*PROBLEM TO WORK ON*
Quote every line as given.

*DATA EXTRACT*
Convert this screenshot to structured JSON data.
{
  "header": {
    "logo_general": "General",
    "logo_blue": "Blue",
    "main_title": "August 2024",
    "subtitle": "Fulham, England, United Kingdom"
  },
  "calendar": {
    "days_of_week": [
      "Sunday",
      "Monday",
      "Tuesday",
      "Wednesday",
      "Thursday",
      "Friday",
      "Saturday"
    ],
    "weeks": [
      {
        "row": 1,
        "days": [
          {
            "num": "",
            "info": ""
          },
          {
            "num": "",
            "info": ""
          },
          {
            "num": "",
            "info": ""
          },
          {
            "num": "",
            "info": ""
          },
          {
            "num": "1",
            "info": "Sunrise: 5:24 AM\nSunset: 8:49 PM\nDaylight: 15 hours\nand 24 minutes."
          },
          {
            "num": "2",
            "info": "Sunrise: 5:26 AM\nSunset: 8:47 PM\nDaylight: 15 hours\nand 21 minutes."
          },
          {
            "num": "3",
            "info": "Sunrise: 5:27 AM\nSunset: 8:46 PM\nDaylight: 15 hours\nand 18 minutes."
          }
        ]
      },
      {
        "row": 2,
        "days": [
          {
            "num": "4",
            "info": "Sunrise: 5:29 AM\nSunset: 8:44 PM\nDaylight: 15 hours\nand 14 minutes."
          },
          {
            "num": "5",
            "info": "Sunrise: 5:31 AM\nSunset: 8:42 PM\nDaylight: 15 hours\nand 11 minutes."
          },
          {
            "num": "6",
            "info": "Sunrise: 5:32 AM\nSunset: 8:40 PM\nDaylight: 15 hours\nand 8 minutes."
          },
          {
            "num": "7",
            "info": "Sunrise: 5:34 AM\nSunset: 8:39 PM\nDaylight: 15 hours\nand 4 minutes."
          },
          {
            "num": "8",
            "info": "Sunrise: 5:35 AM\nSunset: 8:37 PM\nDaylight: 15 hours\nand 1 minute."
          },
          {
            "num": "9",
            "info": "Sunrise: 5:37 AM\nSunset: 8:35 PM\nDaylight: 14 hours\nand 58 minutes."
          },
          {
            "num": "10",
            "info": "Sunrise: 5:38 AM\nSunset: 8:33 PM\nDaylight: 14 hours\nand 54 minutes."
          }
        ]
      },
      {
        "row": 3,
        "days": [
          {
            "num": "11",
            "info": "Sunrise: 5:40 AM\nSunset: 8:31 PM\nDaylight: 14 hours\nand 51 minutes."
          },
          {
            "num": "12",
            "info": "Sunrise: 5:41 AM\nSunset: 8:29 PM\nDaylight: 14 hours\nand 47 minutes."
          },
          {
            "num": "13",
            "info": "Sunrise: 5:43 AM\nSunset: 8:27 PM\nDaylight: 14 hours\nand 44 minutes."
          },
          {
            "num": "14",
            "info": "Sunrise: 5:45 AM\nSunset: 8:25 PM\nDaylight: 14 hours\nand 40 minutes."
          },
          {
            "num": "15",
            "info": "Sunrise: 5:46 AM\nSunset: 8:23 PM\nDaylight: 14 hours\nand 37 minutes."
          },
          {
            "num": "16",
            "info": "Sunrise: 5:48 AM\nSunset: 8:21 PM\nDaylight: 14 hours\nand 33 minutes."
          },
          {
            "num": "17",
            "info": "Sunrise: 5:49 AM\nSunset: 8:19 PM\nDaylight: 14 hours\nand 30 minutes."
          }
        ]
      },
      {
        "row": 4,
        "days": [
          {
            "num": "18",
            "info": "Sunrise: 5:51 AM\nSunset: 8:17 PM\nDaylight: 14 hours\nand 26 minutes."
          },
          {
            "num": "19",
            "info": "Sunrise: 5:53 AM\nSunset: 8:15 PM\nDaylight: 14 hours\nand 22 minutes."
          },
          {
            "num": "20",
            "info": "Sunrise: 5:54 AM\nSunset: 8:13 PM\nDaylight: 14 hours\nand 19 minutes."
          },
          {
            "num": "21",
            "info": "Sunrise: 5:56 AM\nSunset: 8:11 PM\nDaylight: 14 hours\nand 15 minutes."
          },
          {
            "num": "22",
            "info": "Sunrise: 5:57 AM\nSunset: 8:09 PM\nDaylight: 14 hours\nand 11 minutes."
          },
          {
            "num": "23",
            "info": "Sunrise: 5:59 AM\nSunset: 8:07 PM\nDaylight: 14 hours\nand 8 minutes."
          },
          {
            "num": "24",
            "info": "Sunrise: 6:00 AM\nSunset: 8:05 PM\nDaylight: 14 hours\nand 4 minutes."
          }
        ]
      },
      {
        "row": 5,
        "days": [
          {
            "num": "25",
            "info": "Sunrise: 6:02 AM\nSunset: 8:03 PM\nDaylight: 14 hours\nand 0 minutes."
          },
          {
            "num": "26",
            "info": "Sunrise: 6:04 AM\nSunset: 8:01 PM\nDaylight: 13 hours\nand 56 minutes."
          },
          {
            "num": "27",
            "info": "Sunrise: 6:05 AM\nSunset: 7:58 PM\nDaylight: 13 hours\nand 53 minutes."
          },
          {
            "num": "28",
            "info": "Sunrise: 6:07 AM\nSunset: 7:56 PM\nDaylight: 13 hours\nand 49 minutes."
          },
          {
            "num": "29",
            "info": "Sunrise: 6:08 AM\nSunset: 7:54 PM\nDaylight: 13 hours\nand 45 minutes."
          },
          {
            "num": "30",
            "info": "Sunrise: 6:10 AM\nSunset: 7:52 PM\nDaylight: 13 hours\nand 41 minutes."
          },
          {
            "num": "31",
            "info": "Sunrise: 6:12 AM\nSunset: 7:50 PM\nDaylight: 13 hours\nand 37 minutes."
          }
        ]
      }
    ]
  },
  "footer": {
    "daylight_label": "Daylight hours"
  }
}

*TASK RESULT*
Convert this screenshot to structured JSON data.
{
  "header": {
    "logo_general": "General",
    "logo_blue": "Blue",
    "main_title": "August 2024",
    "subtitle": "Fulham, England, United Kingdom"
  },
  "calendar": {
    "days_of_week": [
      "Sunday",
      "Monday",
      "Tuesday",
      "Wednesday",
      "Thursday",
      "Friday",
      "Saturday"
    ],
    "weeks": [
      {
        "row": 1,
        "days": [
          {
            "num": "",
            "info": ""
          },
          {
            "num": "",
            "info": ""
          },
          {
            "num": "",
            "info": ""
          },
          {
            "num": "",
            "info": ""
          },
          {
            "num": "1",
            "info": "Sunrise: 5:24 AM\nSunset: 8:49 PM\nDaylight: 15 hours\nand 24 minutes."
          },
          {
            "num": "2",
            "info": "Sunrise: 5:26 AM\nSunset: 8:47 PM\nDaylight: 15 hours\nand 21 minutes."
          },
          {
            "num": "3",
            "info": "Sunrise: 5:27 AM\nSunset: 8:46 PM\nDaylight: 15 hours\nand 18 minutes."
          }
        ]
      },
      {
        "row": 2,
        "days": [
          {
            "num": "4",
            "info": "Sunrise: 5:29 AM\nSunset: 8:44 PM\nDaylight: 15 hours\nand 14 minutes."
          },
          {
            "num": "5",
            "info": "Sunrise: 5:31 AM\nSunset: 8:42 PM\nDaylight: 15 hours\nand 11 minutes."
          },
          {
            "num": "6",
            "info": "Sunrise: 5:32 AM\nSunset: 8:40 PM\nDaylight: 15 hours\nand 8 minutes."
          },
          {
            "num": "7",
            "info": "Sunrise: 5:34 AM\nSunset: 8:39 PM\nDaylight: 15 hours\nand 4 minutes."
          },
          {
            "num": "8",
            "info": "Sunrise: 5:35 AM\nSunset: 8:37 PM\nDaylight: 15 hours\nand 1 minute."
          },
          {
            "num": "9",
            "info": "Sunrise: 5:37 AM\nSunset: 8:35 PM\nDaylight: 14 hours\nand 58 minutes."
          },
          {
            "num": "10",
            "info": "Sunrise: 5:38 AM\nSunset: 8:33 PM\nDaylight: 14 hours\nand 54 minutes."
          }
        ]
      },
      {
        "row": 3,
        "days": [
          {
            "num": "11",
            "info": "Sunrise: 5:40 AM\nSunset: 8:31 PM\nDaylight: 14 hours\nand 51 minutes."
          },
          {
            "num": "12",
            "info": "Sunrise: 5:41 AM\nSunset: 8:29 PM\nDaylight: 14 hours\nand 47 minutes."
          },
          {
            "num": "13",
            "info": "Sunrise: 5:43 AM\nSunset: 8:27 PM\nDaylight: 14 hours\nand 44 minutes."
          },
          {
            "num": "14",
            "info": "Sunrise: 5:45 AM\nSunset: 8:25 PM\nDaylight: 14 hours\nand 40 minutes."
          },
          {
            "num": "15",
            "info": "Sunrise: 5:46 AM\nSunset: 8:23 PM\nDaylight: 14 hours\nand 37 minutes."
          },
          {
            "num": "16",
            "info": "Sunrise: 5:48 AM\nSunset: 8:21 PM\nDaylight: 14 hours\nand 33 minutes."
          },
          {
            "num": "17",
            "info": "Sunrise: 5:49 AM\nSunset: 8:19 PM\nDaylight: 14 hours\nand 30 minutes."
          }
        ]
      },
      {
        "row": 4,
        "days": [
          {
            "num": "18",
            "info": "Sunrise: 5:51 AM\nSunset: 8:17 PM\nDaylight: 14 hours\nand 26 minutes."
          },
          {
            "num": "19",
            "info": "Sunrise: 5:53 AM\nSunset: 8:15 PM\nDaylight: 14 hours\nand 22 minutes."
          },
          {
            "num": "20",
            "info": "Sunrise: 5:54 AM\nSunset: 8:13 PM\nDaylight: 14 hours\nand 19 minutes."
          },
          {
            "num": "21",
            "info": "Sunrise: 5:56 AM\nSunset: 8:11 PM\nDaylight: 14 hours\nand 15 minutes."
          },
          {
            "num": "22",
            "info": "Sunrise: 5:57 AM\nSunset: 8:09 PM\nDaylight: 14 hours\nand 11 minutes."
          },
          {
            "num": "23",
            "info": "Sunrise: 5:59 AM\nSunset: 8:07 PM\nDaylight: 14 hours\nand 8 minutes."
          },
          {
            "num": "24",
            "info": "Sunrise: 6:00 AM\nSunset: 8:05 PM\nDaylight: 14 hours\nand 4 minutes."
          }
        ]
      },
      {
        "row": 5,
        "days": [
          {
            "num": "25",
            "info": "Sunrise: 6:02 AM\nSunset: 8:03 PM\nDaylight: 14 hours\nand 0 minutes."
          },
          {
            "num": "26",
            "info": "Sunrise: 6:04 AM\nSunset: 8:01 PM\nDaylight: 13 hours\nand 56 minutes."
          },
          {
            "num": "27",
            "info": "Sunrise: 6:05 AM\nSunset: 7:58 PM\nDaylight: 13 hours\nand 53 minutes."
          },
          {
            "num": "28",
            "info": "Sunrise: 6:07 AM\nSunset: 7:56 PM\nDaylight: 13 hours\nand 49 minutes."
          },
          {
            "num": "29",
            "info": "Sunrise: 6:08 AM\nSunset: 7:54 PM\nDaylight: 13 hours\nand 45 minutes."
          },
          {
            "num": "30",
            "info": "Sunrise: 6:10 AM\nSunset: 7:52 PM\nDaylight: 13 hours\nand 41 minutes."
          },
          {
            "num": "31",
            "info": "Sunrise: 6:12 AM\nSunset: 7:50 PM\nDaylight: 13 hours\nand 37 minutes."
          }
        ]
      }
    ]
  },
  "footer": {
    "daylight_label": "Daylight hours"
  }
}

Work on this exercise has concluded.